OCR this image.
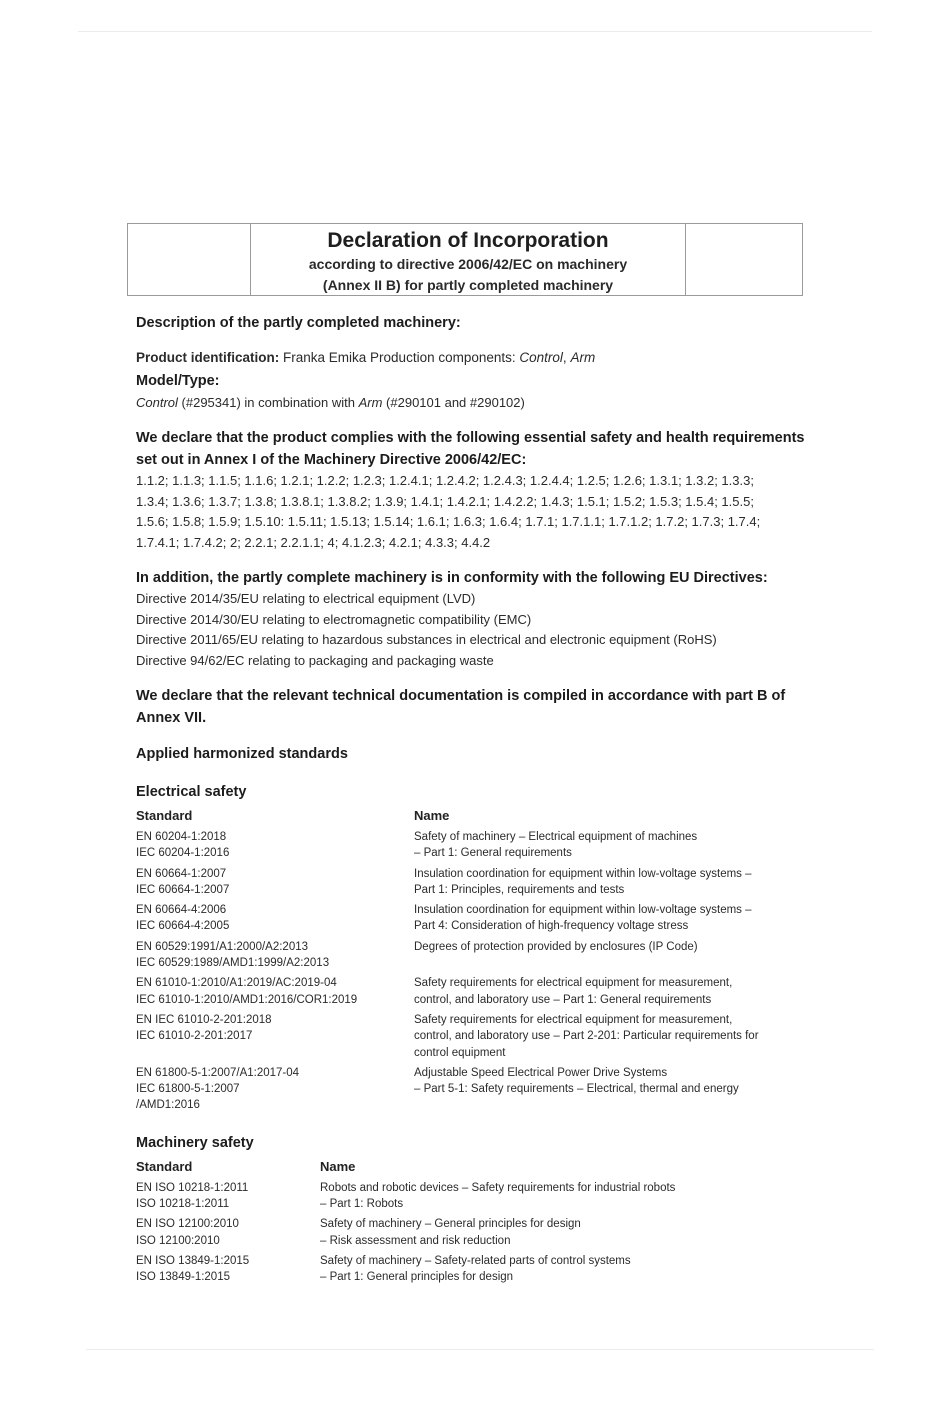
Declaration of Incorporation
according to directive 2006/42/EC on machinery
(Annex II B) for partly completed machinery
Description of the partly completed machinery:
Product identification: Franka Emika Production components: Control, Arm
Model/Type:
Control (#295341) in combination with Arm (#290101 and #290102)
We declare that the product complies with the following essential safety and health requirements
set out in Annex I of the Machinery Directive 2006/42/EC:
1.1.2; 1.1.3; 1.1.5; 1.1.6; 1.2.1; 1.2.2; 1.2.3; 1.2.4.1; 1.2.4.2; 1.2.4.3; 1.2.4.4; 1.2.5; 1.2.6; 1.3.1; 1.3.2; 1.3.3;
1.3.4; 1.3.6; 1.3.7; 1.3.8; 1.3.8.1; 1.3.8.2; 1.3.9; 1.4.1; 1.4.2.1; 1.4.2.2; 1.4.3; 1.5.1; 1.5.2; 1.5.3; 1.5.4; 1.5.5;
1.5.6; 1.5.8; 1.5.9; 1.5.10: 1.5.11; 1.5.13; 1.5.14; 1.6.1; 1.6.3; 1.6.4; 1.7.1; 1.7.1.1; 1.7.1.2; 1.7.2; 1.7.3; 1.7.4;
1.7.4.1; 1.7.4.2; 2; 2.2.1; 2.2.1.1; 4; 4.1.2.3; 4.2.1; 4.3.3; 4.4.2
In addition, the partly complete machinery is in conformity with the following EU Directives:
Directive 2014/35/EU relating to electrical equipment (LVD)
Directive 2014/30/EU relating to electromagnetic compatibility (EMC)
Directive 2011/65/EU relating to hazardous substances in electrical and electronic equipment (RoHS)
Directive 94/62/EC relating to packaging and packaging waste
We declare that the relevant technical documentation is compiled in accordance with part B of
Annex VII.
Applied harmonized standards
Electrical safety
Standard	Name

EN 60204-1:2018
IEC 60204-1:2016	Safety of machinery – Electrical equipment of machines
– Part 1: General requirements

EN 60664-1:2007
IEC 60664-1:2007	Insulation coordination for equipment within low-voltage systems –
Part 1: Principles, requirements and tests

EN 60664-4:2006
IEC 60664-4:2005	Insulation coordination for equipment within low-voltage systems –
Part 4: Consideration of high-frequency voltage stress

EN 60529:1991/A1:2000/A2:2013
IEC 60529:1989/AMD1:1999/A2:2013	Degrees of protection provided by enclosures (IP Code)

EN 61010-1:2010/A1:2019/AC:2019-04
IEC 61010-1:2010/AMD1:2016/COR1:2019	Safety requirements for electrical equipment for measurement,
control, and laboratory use – Part 1: General requirements

EN IEC 61010-2-201:2018
IEC 61010-2-201:2017	Safety requirements for electrical equipment for measurement,
control, and laboratory use – Part 2-201: Particular requirements for
control equipment

EN 61800-5-1:2007/A1:2017-04
IEC 61800-5-1:2007
/AMD1:2016	Adjustable Speed Electrical Power Drive Systems
– Part 5-1: Safety requirements – Electrical, thermal and energy
Machinery safety
Standard	Name

EN ISO 10218-1:2011
ISO 10218-1:2011	Robots and robotic devices – Safety requirements for industrial robots
– Part 1: Robots

EN ISO 12100:2010
ISO 12100:2010	Safety of machinery – General principles for design
– Risk assessment and risk reduction

EN ISO 13849-1:2015
ISO 13849-1:2015	Safety of machinery – Safety-related parts of control systems
– Part 1: General principles for design
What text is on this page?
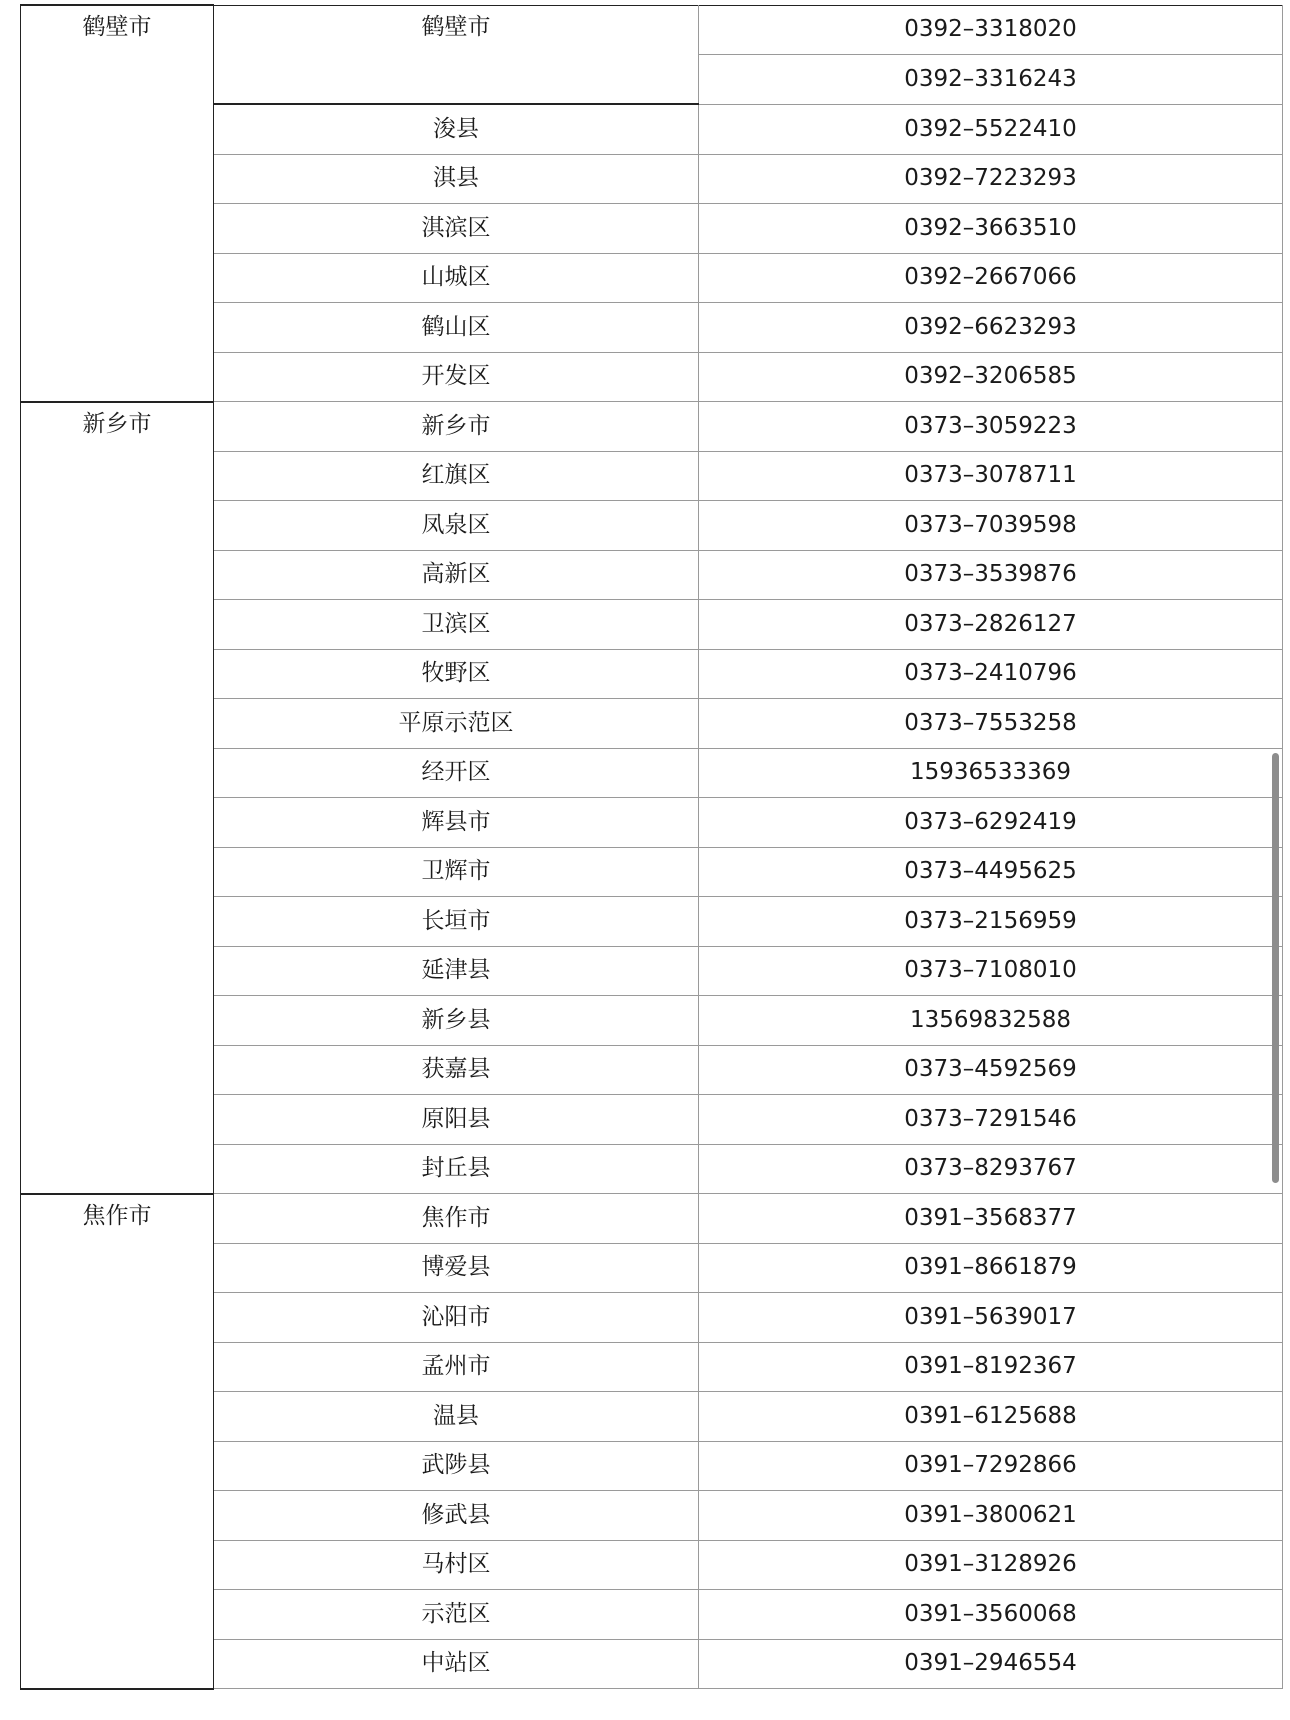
鹤壁市	鹤壁市	0392–3318020
		0392–3316243
	浚县	0392–5522410
	淇县	0392–7223293
	淇滨区	0392–3663510
	山城区	0392–2667066
	鹤山区	0392–6623293
	开发区	0392–3206585
新乡市	新乡市	0373–3059223
	红旗区	0373–3078711
	凤泉区	0373–7039598
	高新区	0373–3539876
	卫滨区	0373–2826127
	牧野区	0373–2410796
	平原示范区	0373–7553258
	经开区	15936533369
	辉县市	0373–6292419
	卫辉市	0373–4495625
	长垣市	0373–2156959
	延津县	0373–7108010
	新乡县	13569832588
	获嘉县	0373–4592569
	原阳县	0373–7291546
	封丘县	0373–8293767
焦作市	焦作市	0391–3568377
	博爱县	0391–8661879
	沁阳市	0391–5639017
	孟州市	0391–8192367
	温县	0391–6125688
	武陟县	0391–7292866
	修武县	0391–3800621
	马村区	0391–3128926
	示范区	0391–3560068
	中站区	0391–2946554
_ _ _
From the data above, write out everything exactly except the pictures.

OCR this image.
Declaration of Incorporation
according to directive 2006/42/EC on machinery
(Annex II B) for partly completed machinery
Description of the partly completed machinery:
Product identification: Franka Emika Production components: Control, Arm
Model/Type:
Control (#295341) in combination with Arm (#290101 and #290102)
We declare that the product complies with the following essential safety and health requirements
set out in Annex I of the Machinery Directive 2006/42/EC:
1.1.2; 1.1.3; 1.1.5; 1.1.6; 1.2.1; 1.2.2; 1.2.3; 1.2.4.1; 1.2.4.2; 1.2.4.3; 1.2.4.4; 1.2.5; 1.2.6; 1.3.1; 1.3.2; 1.3.3;
1.3.4; 1.3.6; 1.3.7; 1.3.8; 1.3.8.1; 1.3.8.2; 1.3.9; 1.4.1; 1.4.2.1; 1.4.2.2; 1.4.3; 1.5.1; 1.5.2; 1.5.3; 1.5.4; 1.5.5;
1.5.6; 1.5.8; 1.5.9; 1.5.10: 1.5.11; 1.5.13; 1.5.14; 1.6.1; 1.6.3; 1.6.4; 1.7.1; 1.7.1.1; 1.7.1.2; 1.7.2; 1.7.3; 1.7.4;
1.7.4.1; 1.7.4.2; 2; 2.2.1; 2.2.1.1; 4; 4.1.2.3; 4.2.1; 4.3.3; 4.4.2
In addition, the partly complete machinery is in conformity with the following EU Directives:
Directive 2014/35/EU relating to electrical equipment (LVD)
Directive 2014/30/EU relating to electromagnetic compatibility (EMC)
Directive 2011/65/EU relating to hazardous substances in electrical and electronic equipment (RoHS)
Directive 94/62/EC relating to packaging and packaging waste
We declare that the relevant technical documentation is compiled in accordance with part B of
Annex VII.
Applied harmonized standards
Electrical safety
Standard	Name

EN 60204-1:2018
IEC 60204-1:2016	Safety of machinery – Electrical equipment of machines
– Part 1: General requirements

EN 60664-1:2007
IEC 60664-1:2007	Insulation coordination for equipment within low-voltage systems –
Part 1: Principles, requirements and tests

EN 60664-4:2006
IEC 60664-4:2005	Insulation coordination for equipment within low-voltage systems –
Part 4: Consideration of high-frequency voltage stress

EN 60529:1991/A1:2000/A2:2013
IEC 60529:1989/AMD1:1999/A2:2013	Degrees of protection provided by enclosures (IP Code)

EN 61010-1:2010/A1:2019/AC:2019-04
IEC 61010-1:2010/AMD1:2016/COR1:2019	Safety requirements for electrical equipment for measurement,
control, and laboratory use – Part 1: General requirements

EN IEC 61010-2-201:2018
IEC 61010-2-201:2017	Safety requirements for electrical equipment for measurement,
control, and laboratory use – Part 2-201: Particular requirements for
control equipment

EN 61800-5-1:2007/A1:2017-04
IEC 61800-5-1:2007
/AMD1:2016	Adjustable Speed Electrical Power Drive Systems
– Part 5-1: Safety requirements – Electrical, thermal and energy
Machinery safety
Standard	Name

EN ISO 10218-1:2011
ISO 10218-1:2011	Robots and robotic devices – Safety requirements for industrial robots
– Part 1: Robots

EN ISO 12100:2010
ISO 12100:2010	Safety of machinery – General principles for design
– Risk assessment and risk reduction

EN ISO 13849-1:2015
ISO 13849-1:2015	Safety of machinery – Safety-related parts of control systems
– Part 1: General principles for design
What text is on this page?
鹤壁市	鹤壁市	0392–3318020
		0392–3316243
	浚县	0392–5522410
	淇县	0392–7223293
	淇滨区	0392–3663510
	山城区	0392–2667066
	鹤山区	0392–6623293
	开发区	0392–3206585
新乡市	新乡市	0373–3059223
	红旗区	0373–3078711
	凤泉区	0373–7039598
	高新区	0373–3539876
	卫滨区	0373–2826127
	牧野区	0373–2410796
	平原示范区	0373–7553258
	经开区	15936533369
	辉县市	0373–6292419
	卫辉市	0373–4495625
	长垣市	0373–2156959
	延津县	0373–7108010
	新乡县	13569832588
	获嘉县	0373–4592569
	原阳县	0373–7291546
	封丘县	0373–8293767
焦作市	焦作市	0391–3568377
	博爱县	0391–8661879
	沁阳市	0391–5639017
	孟州市	0391–8192367
	温县	0391–6125688
	武陟县	0391–7292866
	修武县	0391–3800621
	马村区	0391–3128926
	示范区	0391–3560068
	中站区	0391–2946554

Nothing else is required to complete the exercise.